What is expected | Extract all of the data and reproduce it precisely.

Input for this task |
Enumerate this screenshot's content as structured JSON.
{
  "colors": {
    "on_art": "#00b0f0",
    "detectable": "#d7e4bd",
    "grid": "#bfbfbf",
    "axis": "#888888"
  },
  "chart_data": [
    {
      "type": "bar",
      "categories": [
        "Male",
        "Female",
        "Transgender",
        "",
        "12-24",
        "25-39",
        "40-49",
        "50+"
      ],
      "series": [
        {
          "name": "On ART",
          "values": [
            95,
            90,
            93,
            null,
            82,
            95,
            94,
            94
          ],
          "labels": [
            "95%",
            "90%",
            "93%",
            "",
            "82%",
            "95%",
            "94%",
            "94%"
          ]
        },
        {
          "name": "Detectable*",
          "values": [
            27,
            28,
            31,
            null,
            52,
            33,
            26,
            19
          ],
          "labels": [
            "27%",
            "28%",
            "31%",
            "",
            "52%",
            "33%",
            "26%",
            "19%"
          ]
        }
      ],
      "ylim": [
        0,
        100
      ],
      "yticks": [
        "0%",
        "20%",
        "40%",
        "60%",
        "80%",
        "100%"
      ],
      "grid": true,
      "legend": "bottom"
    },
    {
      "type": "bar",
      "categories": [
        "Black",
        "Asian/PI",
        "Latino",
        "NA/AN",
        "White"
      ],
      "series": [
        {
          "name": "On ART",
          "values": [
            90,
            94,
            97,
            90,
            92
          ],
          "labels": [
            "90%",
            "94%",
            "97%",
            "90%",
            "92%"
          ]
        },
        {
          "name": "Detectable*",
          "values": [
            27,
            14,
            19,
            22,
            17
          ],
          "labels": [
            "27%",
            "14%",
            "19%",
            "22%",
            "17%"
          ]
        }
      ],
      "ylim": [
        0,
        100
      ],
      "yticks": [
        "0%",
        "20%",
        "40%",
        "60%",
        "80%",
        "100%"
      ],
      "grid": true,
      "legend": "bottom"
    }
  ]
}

Complete answer |
Enumerate this screenshot's content as structured JSON.
{
  "colors": {
    "on_art": "#00b0f0",
    "detectable": "#d7e4bd",
    "grid": "#bfbfbf",
    "axis": "#888888"
  },
  "chart_data": [
    {
      "type": "bar",
      "categories": [
        "Male",
        "Female",
        "Transgender",
        "",
        "12-24",
        "25-39",
        "40-49",
        "50+"
      ],
      "series": [
        {
          "name": "On ART",
          "values": [
            95,
            90,
            93,
            null,
            82,
            95,
            94,
            94
          ],
          "labels": [
            "95%",
            "90%",
            "93%",
            "",
            "82%",
            "95%",
            "94%",
            "94%"
          ]
        },
        {
          "name": "Detectable*",
          "values": [
            27,
            28,
            31,
            null,
            52,
            33,
            26,
            19
          ],
          "labels": [
            "27%",
            "28%",
            "31%",
            "",
            "52%",
            "33%",
            "26%",
            "19%"
          ]
        }
      ],
      "ylim": [
        0,
        100
      ],
      "yticks": [
        "0%",
        "20%",
        "40%",
        "60%",
        "80%",
        "100%"
      ],
      "grid": true,
      "legend": "bottom"
    },
    {
      "type": "bar",
      "categories": [
        "Black",
        "Asian/PI",
        "Latino",
        "NA/AN",
        "White"
      ],
      "series": [
        {
          "name": "On ART",
          "values": [
            90,
            94,
            97,
            90,
            92
          ],
          "labels": [
            "90%",
            "94%",
            "97%",
            "90%",
            "92%"
          ]
        },
        {
          "name": "Detectable*",
          "values": [
            27,
            14,
            19,
            22,
            17
          ],
          "labels": [
            "27%",
            "14%",
            "19%",
            "22%",
            "17%"
          ]
        }
      ],
      "ylim": [
        0,
        100
      ],
      "yticks": [
        "0%",
        "20%",
        "40%",
        "60%",
        "80%",
        "100%"
      ],
      "grid": true,
      "legend": "bottom"
    }
  ]
}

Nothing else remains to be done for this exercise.